# start of Source data
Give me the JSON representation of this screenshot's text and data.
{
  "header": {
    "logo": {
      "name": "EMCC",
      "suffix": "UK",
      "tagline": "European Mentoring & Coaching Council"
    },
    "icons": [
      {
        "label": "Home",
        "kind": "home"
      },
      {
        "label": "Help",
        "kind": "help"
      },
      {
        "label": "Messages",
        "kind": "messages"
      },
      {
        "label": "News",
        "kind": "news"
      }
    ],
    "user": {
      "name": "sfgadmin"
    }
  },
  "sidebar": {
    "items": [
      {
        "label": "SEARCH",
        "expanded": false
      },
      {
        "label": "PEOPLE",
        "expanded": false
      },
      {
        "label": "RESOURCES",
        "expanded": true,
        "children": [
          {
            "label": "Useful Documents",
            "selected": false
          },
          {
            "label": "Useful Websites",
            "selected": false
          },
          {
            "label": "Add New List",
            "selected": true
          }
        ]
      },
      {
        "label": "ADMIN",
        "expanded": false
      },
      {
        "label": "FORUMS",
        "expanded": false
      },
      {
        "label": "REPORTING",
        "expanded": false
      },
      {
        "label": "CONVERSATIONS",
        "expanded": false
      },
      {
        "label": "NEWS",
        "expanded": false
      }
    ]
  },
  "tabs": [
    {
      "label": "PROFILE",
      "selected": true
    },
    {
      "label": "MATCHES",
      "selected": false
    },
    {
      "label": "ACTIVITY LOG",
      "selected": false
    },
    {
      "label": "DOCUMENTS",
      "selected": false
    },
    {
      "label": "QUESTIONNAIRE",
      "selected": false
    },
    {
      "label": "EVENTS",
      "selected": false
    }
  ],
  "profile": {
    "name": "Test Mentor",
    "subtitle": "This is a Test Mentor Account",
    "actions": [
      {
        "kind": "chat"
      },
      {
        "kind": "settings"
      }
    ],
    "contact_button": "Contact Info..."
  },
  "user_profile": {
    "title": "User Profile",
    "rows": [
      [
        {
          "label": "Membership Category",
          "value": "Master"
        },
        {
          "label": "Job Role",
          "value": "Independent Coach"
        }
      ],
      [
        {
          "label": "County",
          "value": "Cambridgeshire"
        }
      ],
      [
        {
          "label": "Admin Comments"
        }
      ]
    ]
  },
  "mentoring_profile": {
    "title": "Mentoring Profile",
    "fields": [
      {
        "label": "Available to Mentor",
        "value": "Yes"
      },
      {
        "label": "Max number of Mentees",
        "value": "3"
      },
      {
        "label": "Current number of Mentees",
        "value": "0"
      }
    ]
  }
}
# end of Source data
• Problem to work on
Scan the listing above and copy all lines containing the word "name".

• Solution to this exercise
      "name": "EMCC",
      "name": "sfgadmin"
    "name": "Test Mentor",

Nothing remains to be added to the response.